Directions for this task: Extract the full listing verbatim and drop any pictures from your copy.
## START Extracted information
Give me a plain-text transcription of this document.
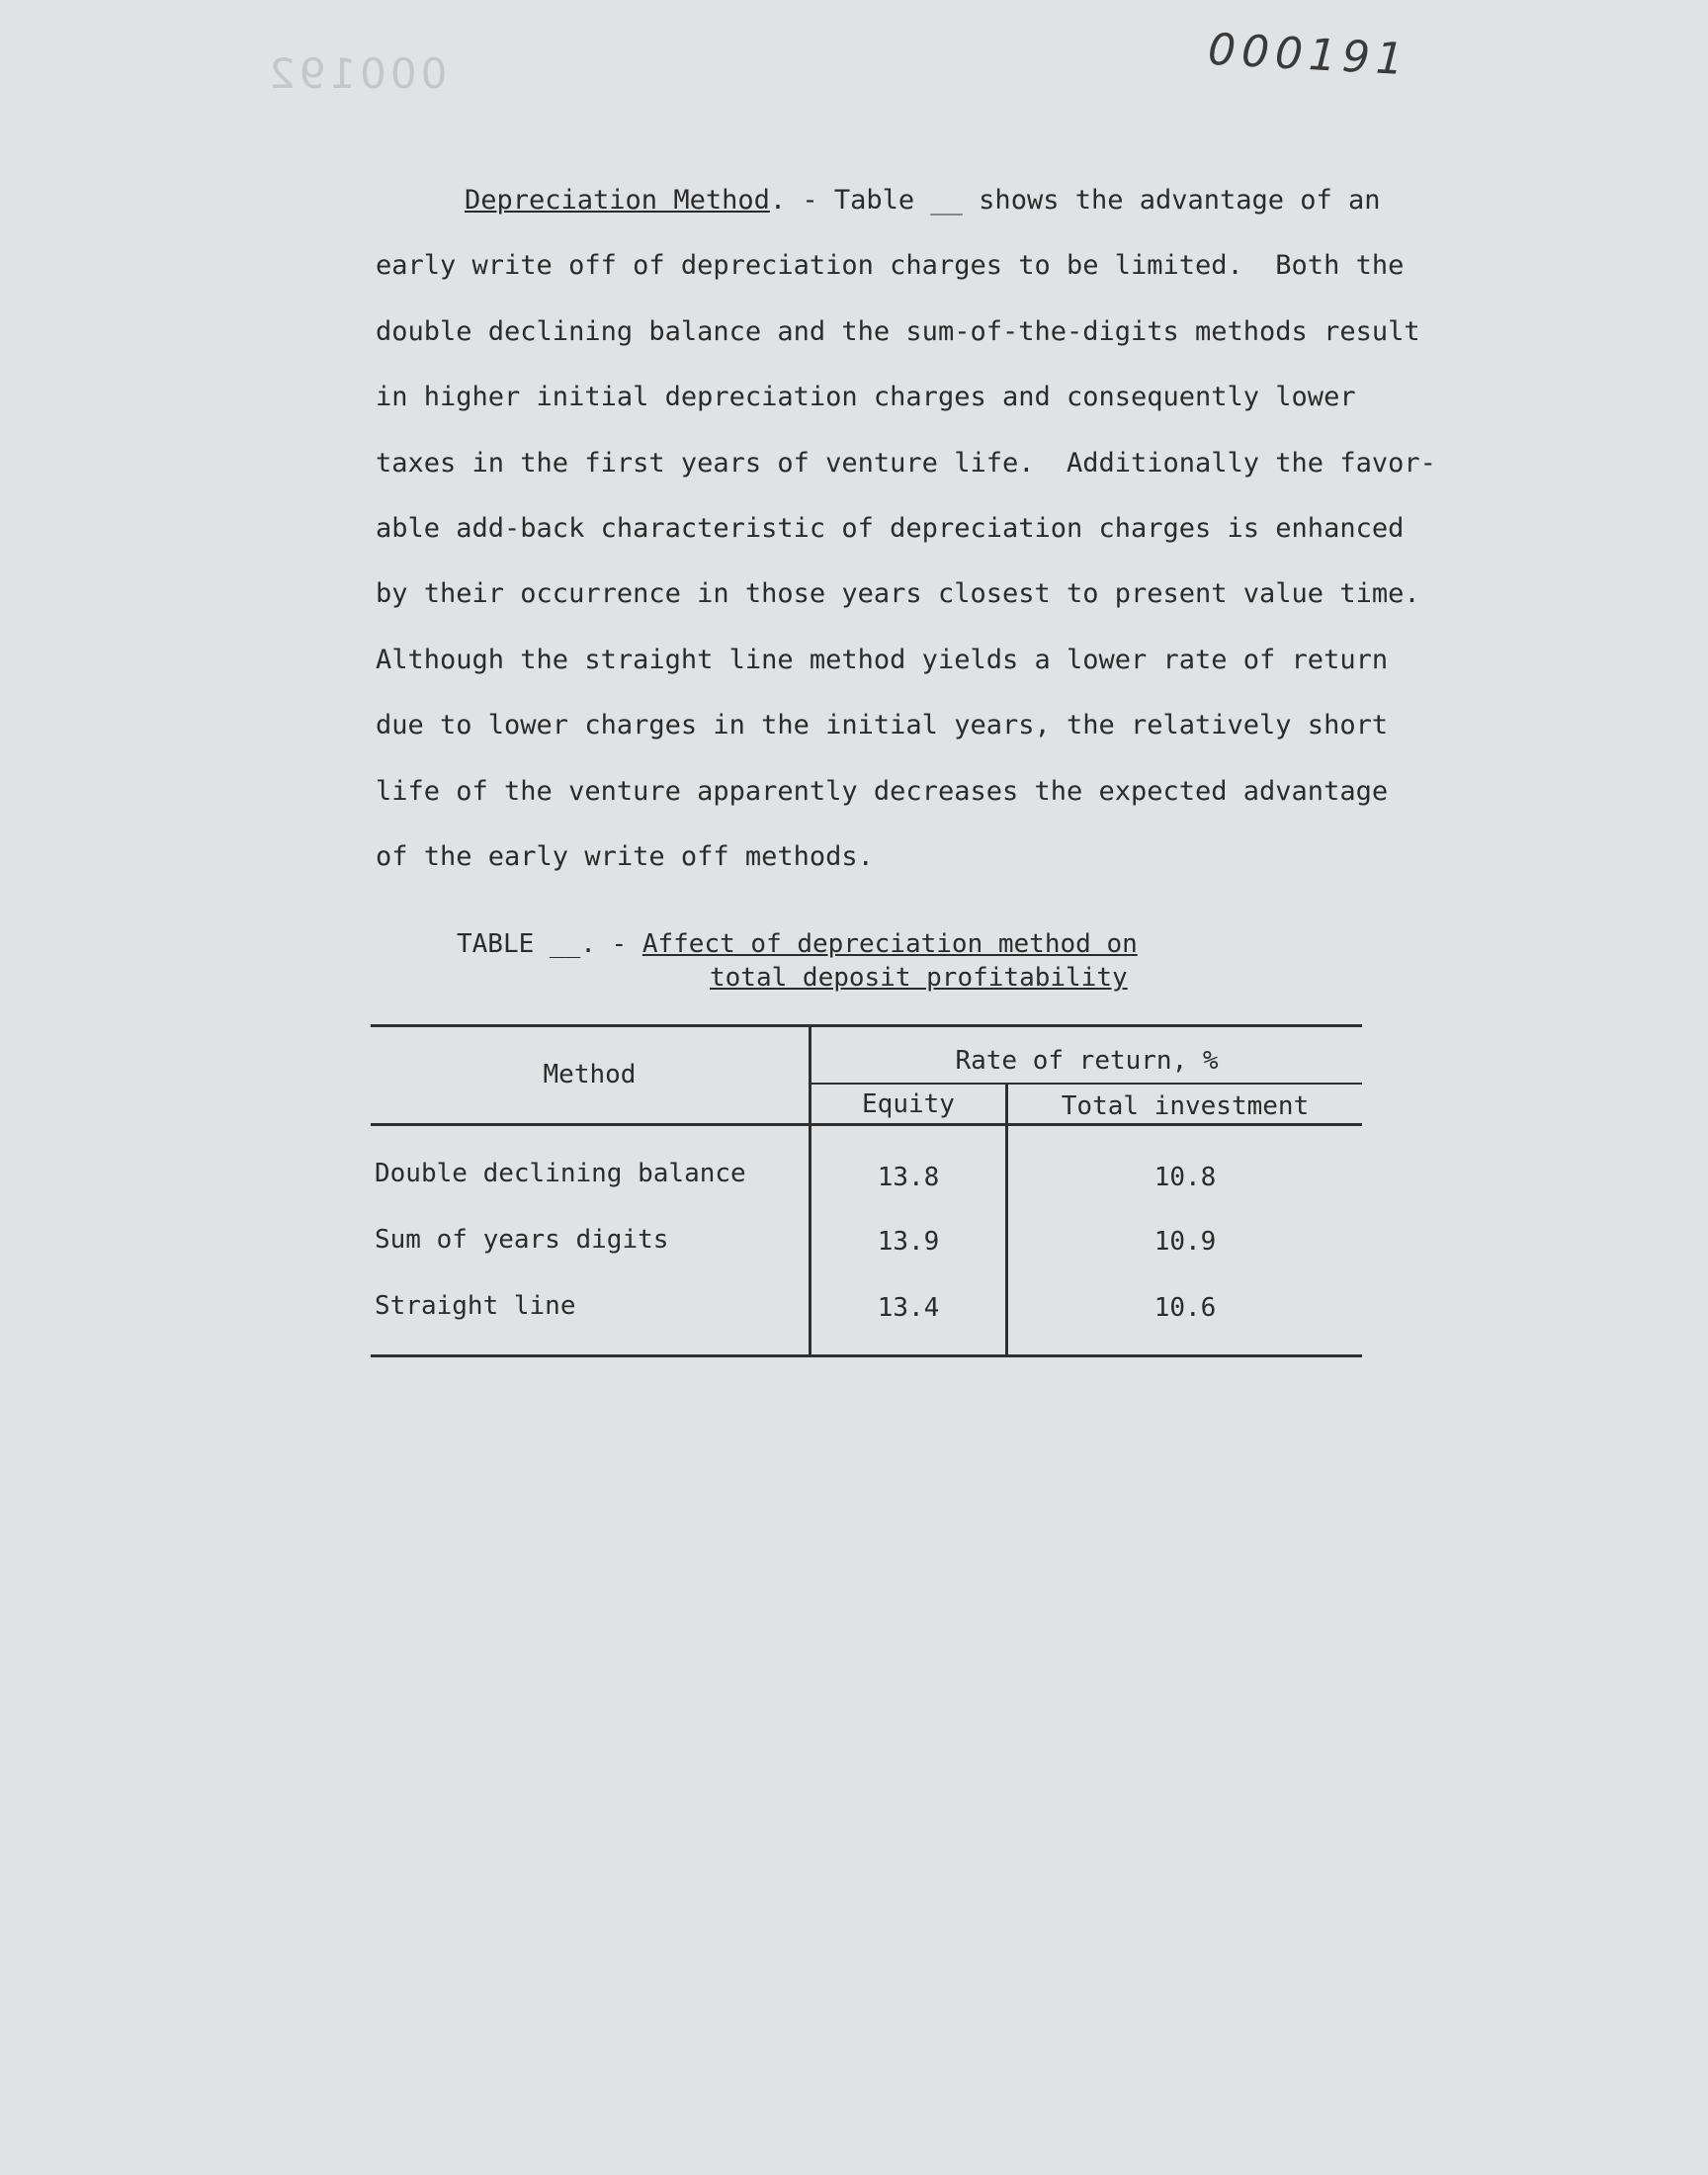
000192	000191
Depreciation Method. - Table __ shows the advantage of an
early write off of depreciation charges to be limited.  Both the
double declining balance and the sum-of-the-digits methods result
in higher initial depreciation charges and consequently lower
taxes in the first years of venture life.  Additionally the favor-
able add-back characteristic of depreciation charges is enhanced
by their occurrence in those years closest to present value time.
Although the straight line method yields a lower rate of return
due to lower charges in the initial years, the relatively short
life of the venture apparently decreases the expected advantage
of the early write off methods.
TABLE __. - Affect of depreciation method on
total deposit profitability
Method	Rate of return, %
Equity	Total investment
Double declining balance	13.8	10.8
Sum of years digits	13.9	10.9
Straight line	13.4	10.6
## END Extracted information
Task result:
Give me a plain-text transcription of this document.
000192	000191
Depreciation Method. - Table __ shows the advantage of an
early write off of depreciation charges to be limited.  Both the
double declining balance and the sum-of-the-digits methods result
in higher initial depreciation charges and consequently lower
taxes in the first years of venture life.  Additionally the favor-
able add-back characteristic of depreciation charges is enhanced
by their occurrence in those years closest to present value time.
Although the straight line method yields a lower rate of return
due to lower charges in the initial years, the relatively short
life of the venture apparently decreases the expected advantage
of the early write off methods.
TABLE __. - Affect of depreciation method on
total deposit profitability
Method	Rate of return, %
Equity	Total investment
Double declining balance	13.8	10.8
Sum of years digits	13.9	10.9
Straight line	13.4	10.6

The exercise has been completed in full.